**Task objective:** Transcribe the whole listing without a single picture.

===== Given data

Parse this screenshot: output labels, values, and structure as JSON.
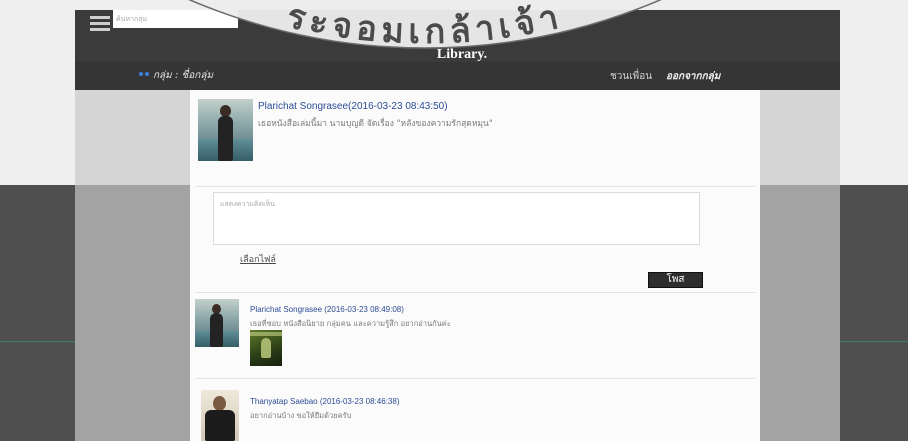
{
  "header": {
    "search_placeholder": "ค้นหากลุ่ม",
    "title": "Library.",
    "group_label": "กลุ่ม : ชื่อกลุ่ม",
    "nav": {
      "invite": "ชวนเพื่อน",
      "leave": "ออกจากกลุ่ม"
    }
  },
  "watermark": {
    "text": "ระจอมเกล้าเจ้า"
  },
  "icons": {
    "menu": "hamburger-icon",
    "group_bullet": "bullet-dots-icon"
  },
  "posts": [
    {
      "heading": "Plarichat Songrasee(2016-03-23 08:43:50)",
      "body": "เธอหนังสือเล่มนี้มา นามบุญดี จัดเรื่อง \"หลังของความรักสุดหมุน\""
    },
    {
      "heading": "Plarichat Songrasee (2016-03-23 08:49:08)",
      "body": "เธอที่ชอบ หนังสือนิยาย กลุ่มคน และความรู้สึก อยากอ่านกันค่ะ"
    },
    {
      "heading": "Thanyatap Saebao (2016-03-23 08:46:38)",
      "body": "อยากอ่านบ้าง ขอให้ยืมด้วยครับ"
    }
  ],
  "composer": {
    "placeholder": "แสดงความคิดเห็น",
    "file_link": "เลือกไฟล์",
    "submit_label": "โพส"
  },
  "colors": {
    "header_bg": "#3b3b3b",
    "link_blue": "#2c4d96",
    "bullet_blue": "#3c7fd8",
    "button_bg": "#2e2e2e"
  }
}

==========

**Reply:**
Parse this screenshot: output labels, values, and structure as JSON.
{
  "header": {
    "search_placeholder": "ค้นหากลุ่ม",
    "title": "Library.",
    "group_label": "กลุ่ม : ชื่อกลุ่ม",
    "nav": {
      "invite": "ชวนเพื่อน",
      "leave": "ออกจากกลุ่ม"
    }
  },
  "watermark": {
    "text": "ระจอมเกล้าเจ้า"
  },
  "icons": {
    "menu": "hamburger-icon",
    "group_bullet": "bullet-dots-icon"
  },
  "posts": [
    {
      "heading": "Plarichat Songrasee(2016-03-23 08:43:50)",
      "body": "เธอหนังสือเล่มนี้มา นามบุญดี จัดเรื่อง \"หลังของความรักสุดหมุน\""
    },
    {
      "heading": "Plarichat Songrasee (2016-03-23 08:49:08)",
      "body": "เธอที่ชอบ หนังสือนิยาย กลุ่มคน และความรู้สึก อยากอ่านกันค่ะ"
    },
    {
      "heading": "Thanyatap Saebao (2016-03-23 08:46:38)",
      "body": "อยากอ่านบ้าง ขอให้ยืมด้วยครับ"
    }
  ],
  "composer": {
    "placeholder": "แสดงความคิดเห็น",
    "file_link": "เลือกไฟล์",
    "submit_label": "โพส"
  },
  "colors": {
    "header_bg": "#3b3b3b",
    "link_blue": "#2c4d96",
    "bullet_blue": "#3c7fd8",
    "button_bg": "#2e2e2e"
  }
}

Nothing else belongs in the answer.